» **ASSIGNED TASK 1**: Substitute "spectral analysis" for every "mass spectrometry" in the research report, and reproduce the passage starting at "2019 Fiscal Year" and ending at "京都大学, 薬学研究科, 特別研究員(DC2)".
» **ASSIGNED TASK 2**: According to the research report, what algorithm was developed for the convex formulation of SIMPLE?

» **TEXT**:
********************
2019 Fiscal Year Annual Research Report
Advanced machine learning methods for mass spectrometry
Project/Area Number |
19J14714
|
Research Institution | Kyoto University |
Principal Investigator |
NGUYEN DaiーHai 京都大学, 薬学研究科, 特別研究員(DC2)
|
Project Period (FY) |
2019-04-25 – 2021-03-31
|
Keywords | mass spectrometry / fingerprint prediction / representation learning / sparse learning models |
Outline of Annual Research Achievements |
Machine learning based methods for metabolite identification from mass spectra usually have two steps: (i) predicting fingerprints from spectra; (ii) searching chemical compounds in database corresponding to the predicted fingerprints. We addressed the following two problems. The first is that existing approaches of fingerprint prediction (step (i)) are based on only individual peaks in the spectra, without explicitly considering the peak interactions. We formulate a sparse interaction model for metabolite peaks, which we call SIMPLE, which is computationally light and interpretable for fingerprint prediction. The formulation of SIMPLE is convex and guarantees global optimization, for which we develop an alternating direction method of multipliers (ADMM) algorithm. Experiments using the MassBank dataset show that SIMPLE achieved comparative prediction accuracy with the current top-performance kernel method, and clearly revealed individual peaks and peak interactions which contribute to enhancing the performance of fingerprint prediction. The other is that fingerprints used in existing methods are often large to cover many substructures or chemical properties, and therefore redundant, in the sense of having many substructures irrelevant to the task, causing limited predictive performance and slow prediction. We proposed ADAPTIVE, which generates representations of metabolites specific to given pairs of spectra and molecular structures. The effectiveness of ADAPTIVE in terms of both predictive performance and computational efficiency was confirmed by using a benchmark data.
********************
» **Dataset records**:

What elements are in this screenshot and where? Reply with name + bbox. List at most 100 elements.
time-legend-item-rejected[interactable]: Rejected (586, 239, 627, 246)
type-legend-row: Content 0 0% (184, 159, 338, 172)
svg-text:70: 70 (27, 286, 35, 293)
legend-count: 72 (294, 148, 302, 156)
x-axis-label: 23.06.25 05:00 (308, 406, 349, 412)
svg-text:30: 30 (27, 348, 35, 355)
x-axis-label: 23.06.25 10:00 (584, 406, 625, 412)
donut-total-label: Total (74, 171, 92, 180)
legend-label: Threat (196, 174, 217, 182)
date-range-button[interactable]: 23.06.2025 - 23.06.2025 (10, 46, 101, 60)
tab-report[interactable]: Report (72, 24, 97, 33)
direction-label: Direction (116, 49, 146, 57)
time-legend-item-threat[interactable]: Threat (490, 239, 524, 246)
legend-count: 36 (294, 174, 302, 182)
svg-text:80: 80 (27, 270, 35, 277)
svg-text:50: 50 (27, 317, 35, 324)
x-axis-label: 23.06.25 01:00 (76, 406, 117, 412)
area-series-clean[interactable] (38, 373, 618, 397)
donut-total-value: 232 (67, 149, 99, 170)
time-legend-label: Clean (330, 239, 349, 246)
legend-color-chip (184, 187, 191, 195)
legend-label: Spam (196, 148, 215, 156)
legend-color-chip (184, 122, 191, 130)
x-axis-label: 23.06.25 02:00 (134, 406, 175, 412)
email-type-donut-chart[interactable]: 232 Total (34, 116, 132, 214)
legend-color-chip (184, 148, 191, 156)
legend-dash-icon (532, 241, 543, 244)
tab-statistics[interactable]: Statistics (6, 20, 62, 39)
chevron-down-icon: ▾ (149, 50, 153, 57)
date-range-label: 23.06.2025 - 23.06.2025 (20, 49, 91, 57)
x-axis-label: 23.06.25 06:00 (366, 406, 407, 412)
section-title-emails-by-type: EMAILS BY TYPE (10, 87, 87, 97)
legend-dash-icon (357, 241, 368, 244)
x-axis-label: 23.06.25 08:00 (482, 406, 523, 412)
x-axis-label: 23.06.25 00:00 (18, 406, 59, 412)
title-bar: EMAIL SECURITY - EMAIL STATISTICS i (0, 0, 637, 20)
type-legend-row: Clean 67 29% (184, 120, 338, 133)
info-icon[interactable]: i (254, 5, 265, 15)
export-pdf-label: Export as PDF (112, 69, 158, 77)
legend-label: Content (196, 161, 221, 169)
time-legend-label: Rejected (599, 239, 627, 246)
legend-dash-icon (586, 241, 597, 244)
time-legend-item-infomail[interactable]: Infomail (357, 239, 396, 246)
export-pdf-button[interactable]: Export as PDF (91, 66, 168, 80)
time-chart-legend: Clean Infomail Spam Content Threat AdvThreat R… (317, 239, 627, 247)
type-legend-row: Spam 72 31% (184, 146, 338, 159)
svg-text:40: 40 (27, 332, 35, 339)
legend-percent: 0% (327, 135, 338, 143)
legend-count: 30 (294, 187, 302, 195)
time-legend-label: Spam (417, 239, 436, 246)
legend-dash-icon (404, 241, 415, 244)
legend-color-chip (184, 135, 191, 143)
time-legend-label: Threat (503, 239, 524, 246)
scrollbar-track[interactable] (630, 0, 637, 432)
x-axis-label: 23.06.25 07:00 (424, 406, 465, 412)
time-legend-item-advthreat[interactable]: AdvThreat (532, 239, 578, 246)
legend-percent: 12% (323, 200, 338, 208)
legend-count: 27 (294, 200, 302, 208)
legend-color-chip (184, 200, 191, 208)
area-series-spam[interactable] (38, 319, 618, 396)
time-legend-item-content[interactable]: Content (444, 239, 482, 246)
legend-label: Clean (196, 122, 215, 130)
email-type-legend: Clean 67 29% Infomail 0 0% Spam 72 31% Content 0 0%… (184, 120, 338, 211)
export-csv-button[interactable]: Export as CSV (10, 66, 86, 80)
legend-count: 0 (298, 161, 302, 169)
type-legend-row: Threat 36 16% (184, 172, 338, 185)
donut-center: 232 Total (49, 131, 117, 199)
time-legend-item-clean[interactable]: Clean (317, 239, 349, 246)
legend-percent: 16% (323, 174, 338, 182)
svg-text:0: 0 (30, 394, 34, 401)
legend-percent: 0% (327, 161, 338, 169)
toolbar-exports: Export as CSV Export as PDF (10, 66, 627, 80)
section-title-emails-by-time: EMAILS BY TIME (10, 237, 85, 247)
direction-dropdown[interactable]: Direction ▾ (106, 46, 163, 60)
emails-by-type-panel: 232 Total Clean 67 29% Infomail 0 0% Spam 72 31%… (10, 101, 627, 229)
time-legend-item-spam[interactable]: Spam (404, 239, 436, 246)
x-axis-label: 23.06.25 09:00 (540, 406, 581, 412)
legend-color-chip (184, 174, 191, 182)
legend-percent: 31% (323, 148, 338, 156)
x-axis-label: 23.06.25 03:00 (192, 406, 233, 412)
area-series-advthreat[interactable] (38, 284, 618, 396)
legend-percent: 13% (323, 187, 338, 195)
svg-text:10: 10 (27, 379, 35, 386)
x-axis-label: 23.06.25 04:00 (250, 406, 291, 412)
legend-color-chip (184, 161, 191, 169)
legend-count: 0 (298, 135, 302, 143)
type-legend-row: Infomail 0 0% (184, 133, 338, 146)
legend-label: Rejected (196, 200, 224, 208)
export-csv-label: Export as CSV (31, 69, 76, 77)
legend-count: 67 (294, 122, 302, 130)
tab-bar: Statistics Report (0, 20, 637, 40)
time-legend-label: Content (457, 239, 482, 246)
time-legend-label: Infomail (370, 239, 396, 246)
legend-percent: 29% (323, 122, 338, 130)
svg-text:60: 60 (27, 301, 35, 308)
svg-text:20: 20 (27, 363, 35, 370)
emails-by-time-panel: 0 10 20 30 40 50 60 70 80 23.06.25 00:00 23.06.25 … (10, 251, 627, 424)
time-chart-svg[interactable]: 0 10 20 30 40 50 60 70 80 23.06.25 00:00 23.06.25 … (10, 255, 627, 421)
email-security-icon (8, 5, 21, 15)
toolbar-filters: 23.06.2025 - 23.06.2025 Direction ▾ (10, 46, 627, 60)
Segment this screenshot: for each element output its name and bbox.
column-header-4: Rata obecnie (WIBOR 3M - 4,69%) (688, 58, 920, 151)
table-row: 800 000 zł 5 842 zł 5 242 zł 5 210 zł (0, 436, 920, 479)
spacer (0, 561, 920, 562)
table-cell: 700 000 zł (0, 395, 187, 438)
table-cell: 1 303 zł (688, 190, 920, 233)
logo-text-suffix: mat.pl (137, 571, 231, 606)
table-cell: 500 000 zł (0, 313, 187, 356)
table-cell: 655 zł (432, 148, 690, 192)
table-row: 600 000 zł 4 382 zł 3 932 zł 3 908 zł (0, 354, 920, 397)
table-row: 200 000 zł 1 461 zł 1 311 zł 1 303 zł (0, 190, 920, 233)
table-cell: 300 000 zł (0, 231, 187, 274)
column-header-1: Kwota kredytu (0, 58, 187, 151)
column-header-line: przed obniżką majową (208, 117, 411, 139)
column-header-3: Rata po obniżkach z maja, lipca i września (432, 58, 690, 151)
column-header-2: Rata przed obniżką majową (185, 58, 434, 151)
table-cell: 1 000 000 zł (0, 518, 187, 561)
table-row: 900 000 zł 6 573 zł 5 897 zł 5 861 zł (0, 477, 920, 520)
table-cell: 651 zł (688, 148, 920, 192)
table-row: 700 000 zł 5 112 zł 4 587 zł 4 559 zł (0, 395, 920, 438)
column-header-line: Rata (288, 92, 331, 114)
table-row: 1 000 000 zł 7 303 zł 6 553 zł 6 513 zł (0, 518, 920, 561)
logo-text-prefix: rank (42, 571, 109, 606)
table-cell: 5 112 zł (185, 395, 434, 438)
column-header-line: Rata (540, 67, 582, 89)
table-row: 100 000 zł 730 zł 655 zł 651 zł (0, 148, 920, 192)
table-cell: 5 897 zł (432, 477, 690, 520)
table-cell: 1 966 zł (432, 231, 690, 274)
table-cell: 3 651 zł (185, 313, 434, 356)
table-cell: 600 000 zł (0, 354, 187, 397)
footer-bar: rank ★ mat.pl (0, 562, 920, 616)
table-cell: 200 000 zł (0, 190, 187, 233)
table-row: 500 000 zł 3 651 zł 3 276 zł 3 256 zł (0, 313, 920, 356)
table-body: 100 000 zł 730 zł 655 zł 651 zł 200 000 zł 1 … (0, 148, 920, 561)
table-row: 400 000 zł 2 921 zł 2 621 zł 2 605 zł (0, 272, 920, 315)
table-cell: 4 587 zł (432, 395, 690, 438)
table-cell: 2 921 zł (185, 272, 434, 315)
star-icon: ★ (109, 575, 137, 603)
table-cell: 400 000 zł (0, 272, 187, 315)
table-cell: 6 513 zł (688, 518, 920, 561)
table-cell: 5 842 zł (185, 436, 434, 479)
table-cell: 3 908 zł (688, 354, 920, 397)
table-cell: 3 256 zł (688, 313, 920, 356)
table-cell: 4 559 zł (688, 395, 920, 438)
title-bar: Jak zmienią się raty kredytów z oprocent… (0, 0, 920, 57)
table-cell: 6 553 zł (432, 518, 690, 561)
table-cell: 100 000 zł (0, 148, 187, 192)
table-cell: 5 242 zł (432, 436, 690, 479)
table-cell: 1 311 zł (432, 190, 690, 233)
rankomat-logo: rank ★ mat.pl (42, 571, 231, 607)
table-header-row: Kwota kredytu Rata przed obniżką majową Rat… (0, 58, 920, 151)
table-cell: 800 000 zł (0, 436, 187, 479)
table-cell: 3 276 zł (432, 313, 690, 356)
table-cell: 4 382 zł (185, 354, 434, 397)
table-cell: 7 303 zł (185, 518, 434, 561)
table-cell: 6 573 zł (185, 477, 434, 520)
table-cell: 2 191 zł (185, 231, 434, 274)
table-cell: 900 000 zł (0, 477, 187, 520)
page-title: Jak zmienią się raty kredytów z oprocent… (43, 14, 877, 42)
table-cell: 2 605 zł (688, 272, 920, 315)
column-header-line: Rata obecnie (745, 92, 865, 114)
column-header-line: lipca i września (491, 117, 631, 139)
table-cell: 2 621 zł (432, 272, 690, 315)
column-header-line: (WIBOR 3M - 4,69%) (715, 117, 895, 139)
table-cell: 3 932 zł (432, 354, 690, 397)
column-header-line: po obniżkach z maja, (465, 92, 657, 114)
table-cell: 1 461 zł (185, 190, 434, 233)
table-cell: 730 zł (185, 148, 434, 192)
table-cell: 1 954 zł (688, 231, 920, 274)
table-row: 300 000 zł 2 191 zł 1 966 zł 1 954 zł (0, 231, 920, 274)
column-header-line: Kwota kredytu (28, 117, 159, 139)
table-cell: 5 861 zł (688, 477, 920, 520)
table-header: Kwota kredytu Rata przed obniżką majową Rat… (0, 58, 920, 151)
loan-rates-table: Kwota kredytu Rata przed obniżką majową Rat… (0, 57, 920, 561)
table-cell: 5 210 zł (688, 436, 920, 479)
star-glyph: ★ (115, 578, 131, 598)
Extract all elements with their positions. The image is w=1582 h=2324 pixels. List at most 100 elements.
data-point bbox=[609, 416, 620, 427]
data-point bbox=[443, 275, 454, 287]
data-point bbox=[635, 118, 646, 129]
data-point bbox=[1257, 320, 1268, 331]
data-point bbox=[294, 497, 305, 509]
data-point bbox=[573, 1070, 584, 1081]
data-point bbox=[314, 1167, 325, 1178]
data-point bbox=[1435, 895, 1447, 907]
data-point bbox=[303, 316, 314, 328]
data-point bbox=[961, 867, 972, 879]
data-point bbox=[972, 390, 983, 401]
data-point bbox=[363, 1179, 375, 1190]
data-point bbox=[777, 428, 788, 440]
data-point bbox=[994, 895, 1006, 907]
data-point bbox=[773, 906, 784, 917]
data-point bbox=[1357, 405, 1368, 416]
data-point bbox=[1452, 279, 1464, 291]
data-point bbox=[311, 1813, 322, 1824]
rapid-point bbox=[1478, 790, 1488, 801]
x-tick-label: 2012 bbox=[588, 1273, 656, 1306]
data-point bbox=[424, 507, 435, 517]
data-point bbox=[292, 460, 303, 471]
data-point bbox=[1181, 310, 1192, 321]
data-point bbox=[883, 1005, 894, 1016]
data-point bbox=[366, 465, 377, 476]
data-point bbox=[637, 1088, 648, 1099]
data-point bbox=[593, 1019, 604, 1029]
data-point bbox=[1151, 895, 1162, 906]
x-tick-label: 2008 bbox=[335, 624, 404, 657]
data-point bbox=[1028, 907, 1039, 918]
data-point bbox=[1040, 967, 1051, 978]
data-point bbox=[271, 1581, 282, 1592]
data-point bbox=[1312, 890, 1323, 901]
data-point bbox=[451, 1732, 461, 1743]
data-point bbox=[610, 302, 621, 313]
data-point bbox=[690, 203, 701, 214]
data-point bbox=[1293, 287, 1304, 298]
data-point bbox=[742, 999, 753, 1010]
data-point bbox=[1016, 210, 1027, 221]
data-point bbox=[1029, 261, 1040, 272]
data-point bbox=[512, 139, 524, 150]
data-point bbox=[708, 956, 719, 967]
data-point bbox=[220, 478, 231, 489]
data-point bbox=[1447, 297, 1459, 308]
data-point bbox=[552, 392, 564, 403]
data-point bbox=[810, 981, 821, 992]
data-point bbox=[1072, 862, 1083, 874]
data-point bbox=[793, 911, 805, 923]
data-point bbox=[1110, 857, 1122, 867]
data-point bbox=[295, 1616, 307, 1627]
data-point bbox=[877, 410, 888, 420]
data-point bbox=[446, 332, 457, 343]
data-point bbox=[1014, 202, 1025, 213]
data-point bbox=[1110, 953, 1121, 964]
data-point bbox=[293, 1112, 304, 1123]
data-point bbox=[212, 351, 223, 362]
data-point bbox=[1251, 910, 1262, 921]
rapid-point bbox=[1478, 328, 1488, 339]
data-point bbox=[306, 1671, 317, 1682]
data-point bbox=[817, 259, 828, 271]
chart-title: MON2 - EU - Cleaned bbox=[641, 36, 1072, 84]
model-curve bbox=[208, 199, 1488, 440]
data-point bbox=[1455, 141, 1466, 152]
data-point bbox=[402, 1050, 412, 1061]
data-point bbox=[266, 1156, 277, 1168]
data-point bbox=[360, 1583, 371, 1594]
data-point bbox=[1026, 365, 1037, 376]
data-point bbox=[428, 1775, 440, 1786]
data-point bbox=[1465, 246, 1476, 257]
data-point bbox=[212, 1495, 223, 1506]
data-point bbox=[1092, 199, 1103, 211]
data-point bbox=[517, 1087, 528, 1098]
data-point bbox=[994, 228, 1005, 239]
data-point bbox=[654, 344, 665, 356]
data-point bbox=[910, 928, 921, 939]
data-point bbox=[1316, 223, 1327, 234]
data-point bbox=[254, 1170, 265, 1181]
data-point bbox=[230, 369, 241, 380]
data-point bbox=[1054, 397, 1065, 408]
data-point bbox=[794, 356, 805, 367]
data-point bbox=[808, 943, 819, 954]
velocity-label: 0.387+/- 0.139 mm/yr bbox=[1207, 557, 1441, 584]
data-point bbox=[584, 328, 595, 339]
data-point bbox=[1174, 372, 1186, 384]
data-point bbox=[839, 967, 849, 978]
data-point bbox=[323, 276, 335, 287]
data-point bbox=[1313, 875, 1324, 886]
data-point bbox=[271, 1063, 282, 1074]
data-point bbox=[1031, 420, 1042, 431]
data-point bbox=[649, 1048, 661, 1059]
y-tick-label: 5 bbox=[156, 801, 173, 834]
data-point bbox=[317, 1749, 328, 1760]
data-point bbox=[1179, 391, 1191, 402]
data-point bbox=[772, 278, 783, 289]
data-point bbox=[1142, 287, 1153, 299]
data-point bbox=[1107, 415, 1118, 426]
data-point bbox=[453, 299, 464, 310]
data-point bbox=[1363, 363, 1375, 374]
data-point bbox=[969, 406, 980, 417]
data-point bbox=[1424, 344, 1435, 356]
********************
» **REPLY 1**:
2019 Fiscal Year Annual Research Report
Advanced machine learning methods for spectral analysis
Project/Area Number |
19J14714
|
Research Institution | Kyoto University |
Principal Investigator |
NGUYEN DaiーHai 京都大学, 薬学研究科, 特別研究員(DC2)

» **REPLY 2**: An alternating direction method of multipliers (ADMM) algorithm.